WHAT TO PRODUCE: Retype the whole listing, please, keeping every line exact and dropping the pictures.

-- Begin DATA ROWS --

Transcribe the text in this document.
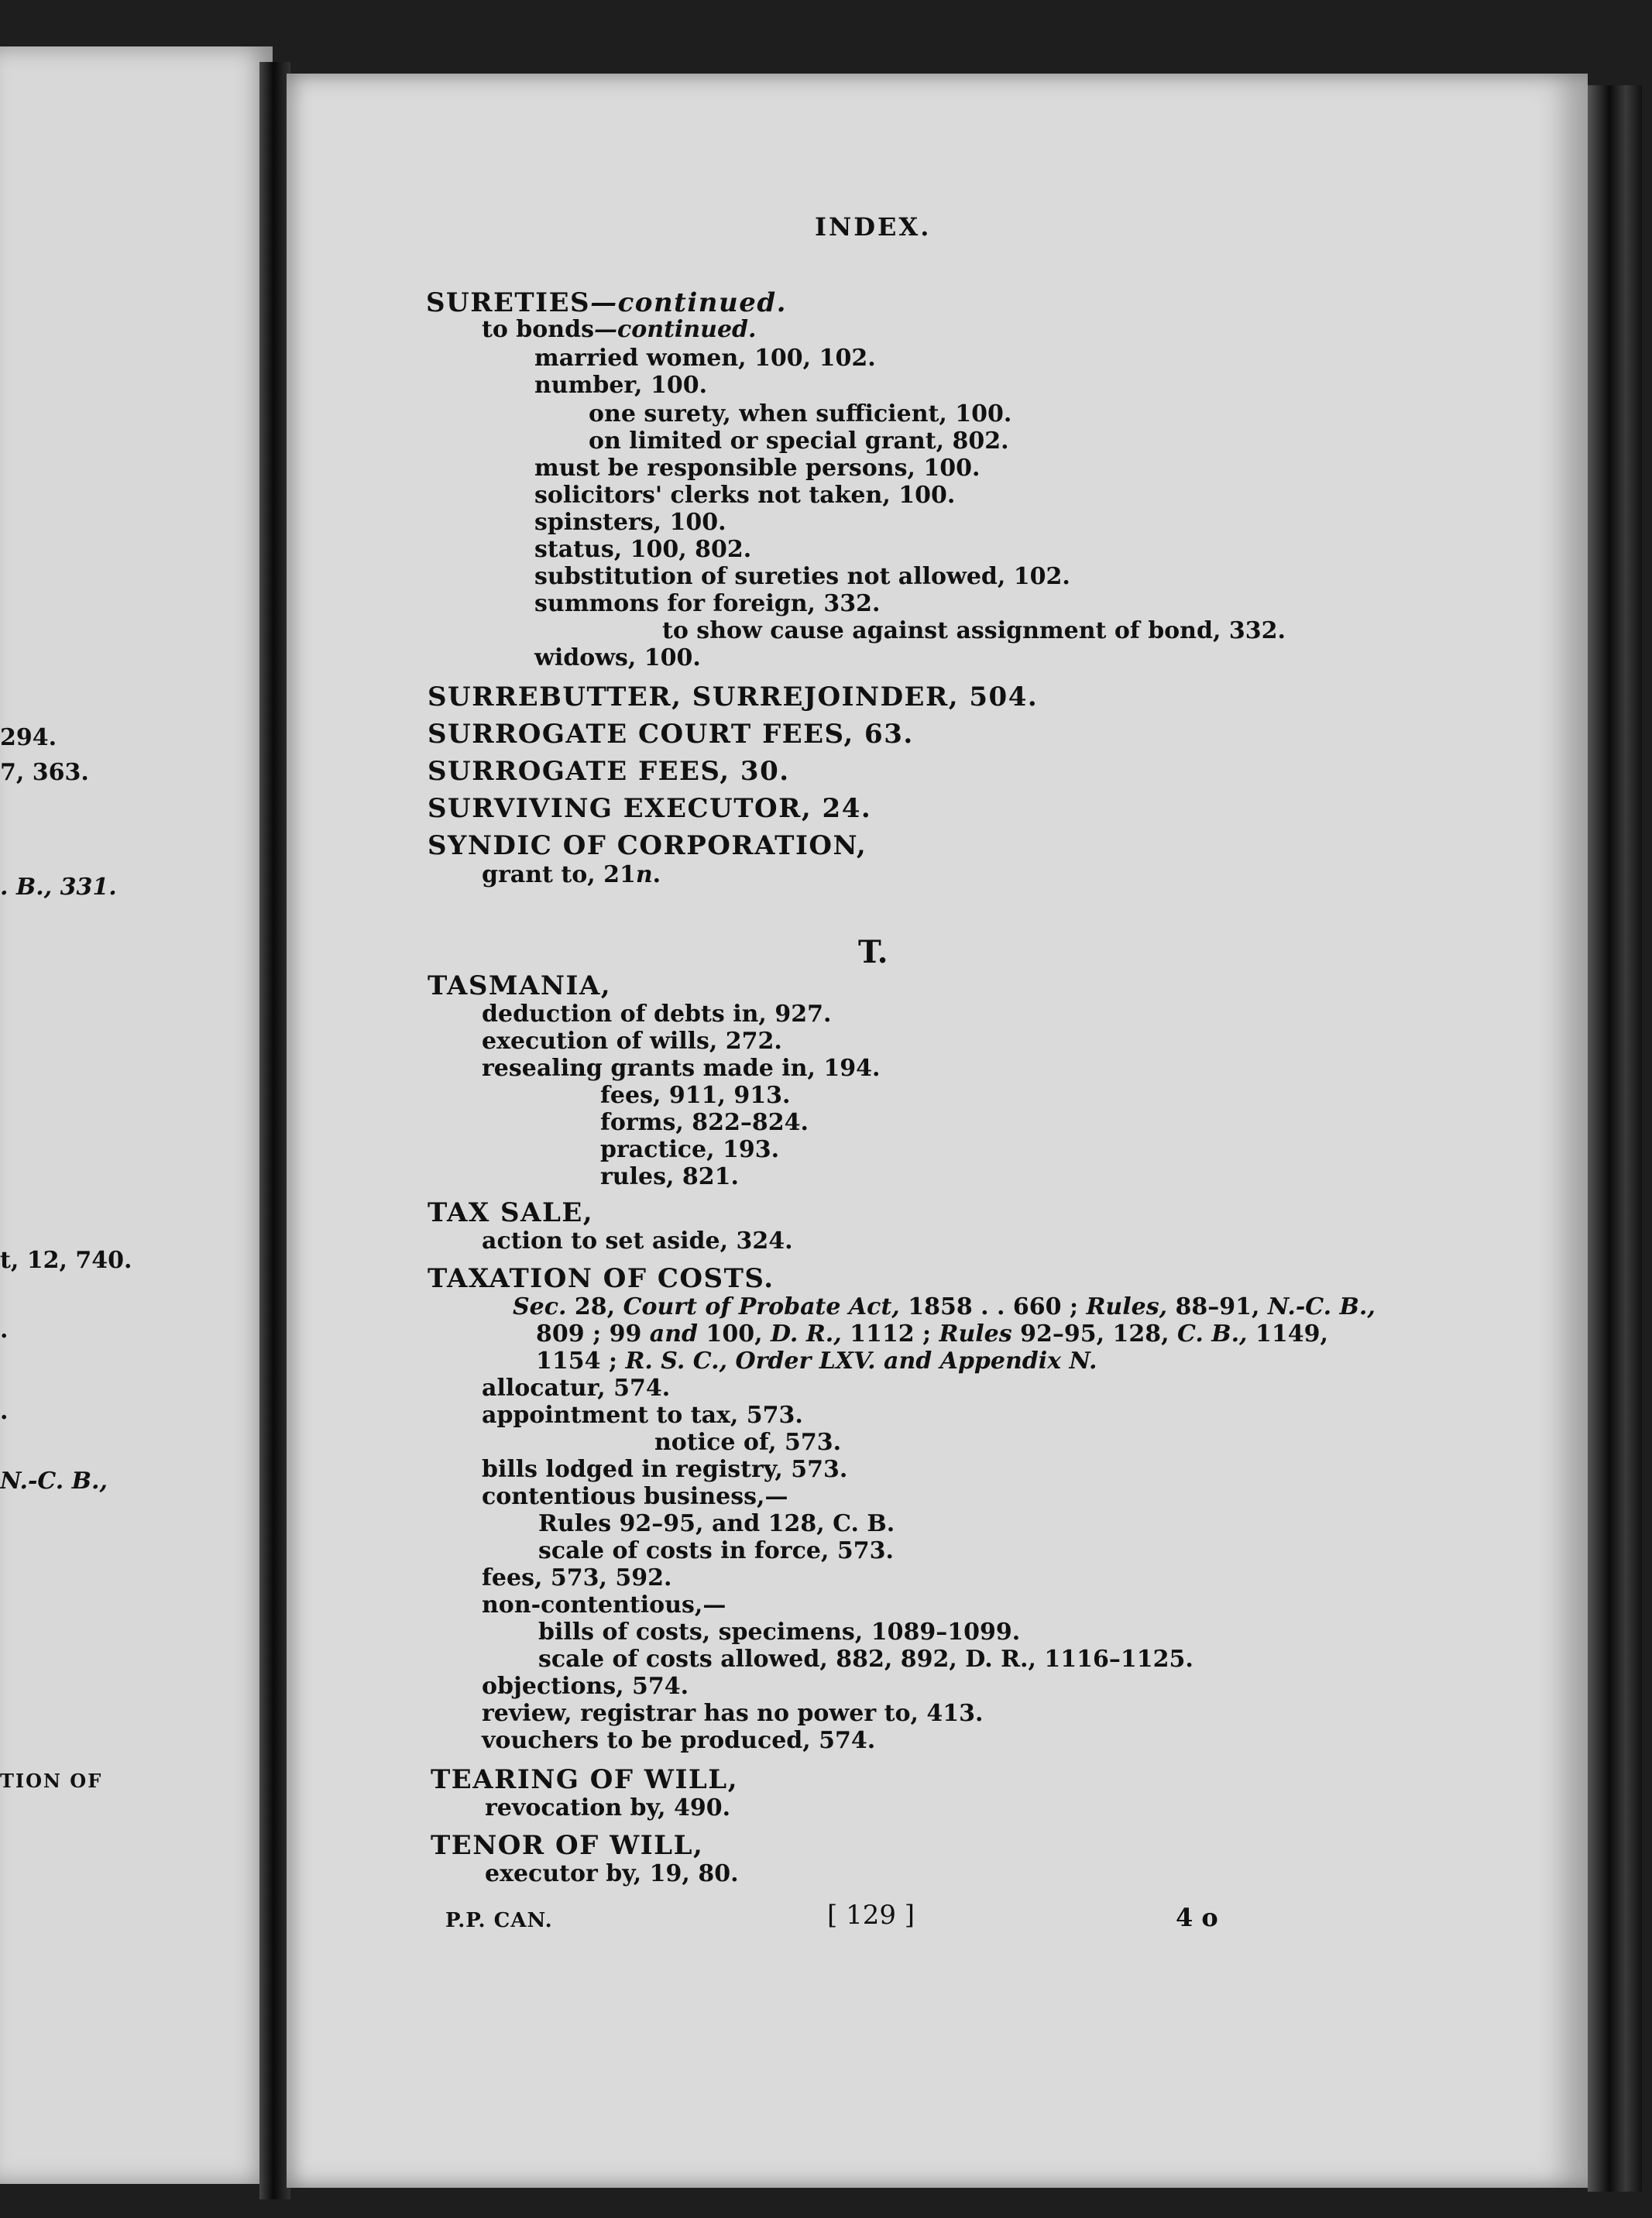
294.
7, 363.
. B., 331.
t, 12, 740.
.
.
N.-C. B.,
TION OF
INDEX.
SURETIES—continued.
to bonds—continued.
married women, 100, 102.
number, 100.
one surety, when sufficient, 100.
on limited or special grant, 802.
must be responsible persons, 100.
solicitors' clerks not taken, 100.
spinsters, 100.
status, 100, 802.
substitution of sureties not allowed, 102.
summons for foreign, 332.
to show cause against assignment of bond, 332.
widows, 100.
SURREBUTTER, SURREJOINDER, 504.
SURROGATE COURT FEES, 63.
SURROGATE FEES, 30.
SURVIVING EXECUTOR, 24.
SYNDIC OF CORPORATION,
grant to, 21n.
TASMANIA,
deduction of debts in, 927.
execution of wills, 272.
resealing grants made in, 194.
fees, 911, 913.
forms, 822–824.
practice, 193.
rules, 821.
TAX SALE,
action to set aside, 324.
TAXATION OF COSTS.
Sec. 28, Court of Probate Act, 1858 . . 660 ; Rules, 88–91, N.-C. B.,
809 ; 99 and 100, D. R., 1112 ; Rules 92–95, 128, C. B., 1149,
1154 ; R. S. C., Order LXV. and Appendix N.
allocatur, 574.
appointment to tax, 573.
notice of, 573.
bills lodged in registry, 573.
contentious business,—
Rules 92–95, and 128, C. B.
scale of costs in force, 573.
fees, 573, 592.
non-contentious,—
bills of costs, specimens, 1089–1099.
scale of costs allowed, 882, 892, D. R., 1116–1125.
objections, 574.
review, registrar has no power to, 413.
vouchers to be produced, 574.
TEARING OF WILL,
revocation by, 490.
TENOR OF WILL,
executor by, 19, 80.
T.
P.P. CAN.	[ 129 ]	4 o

-- End DATA ROWS --

RESULT:
Transcribe the text in this document.
294.
7, 363.
. B., 331.
t, 12, 740.
.
.
N.-C. B.,
TION OF
INDEX.
SURETIES—continued.
to bonds—continued.
married women, 100, 102.
number, 100.
one surety, when sufficient, 100.
on limited or special grant, 802.
must be responsible persons, 100.
solicitors' clerks not taken, 100.
spinsters, 100.
status, 100, 802.
substitution of sureties not allowed, 102.
summons for foreign, 332.
to show cause against assignment of bond, 332.
widows, 100.
SURREBUTTER, SURREJOINDER, 504.
SURROGATE COURT FEES, 63.
SURROGATE FEES, 30.
SURVIVING EXECUTOR, 24.
SYNDIC OF CORPORATION,
grant to, 21n.
TASMANIA,
deduction of debts in, 927.
execution of wills, 272.
resealing grants made in, 194.
fees, 911, 913.
forms, 822–824.
practice, 193.
rules, 821.
TAX SALE,
action to set aside, 324.
TAXATION OF COSTS.
Sec. 28, Court of Probate Act, 1858 . . 660 ; Rules, 88–91, N.-C. B.,
809 ; 99 and 100, D. R., 1112 ; Rules 92–95, 128, C. B., 1149,
1154 ; R. S. C., Order LXV. and Appendix N.
allocatur, 574.
appointment to tax, 573.
notice of, 573.
bills lodged in registry, 573.
contentious business,—
Rules 92–95, and 128, C. B.
scale of costs in force, 573.
fees, 573, 592.
non-contentious,—
bills of costs, specimens, 1089–1099.
scale of costs allowed, 882, 892, D. R., 1116–1125.
objections, 574.
review, registrar has no power to, 413.
vouchers to be produced, 574.
TEARING OF WILL,
revocation by, 490.
TENOR OF WILL,
executor by, 19, 80.
T.
P.P. CAN.	[ 129 ]	4 o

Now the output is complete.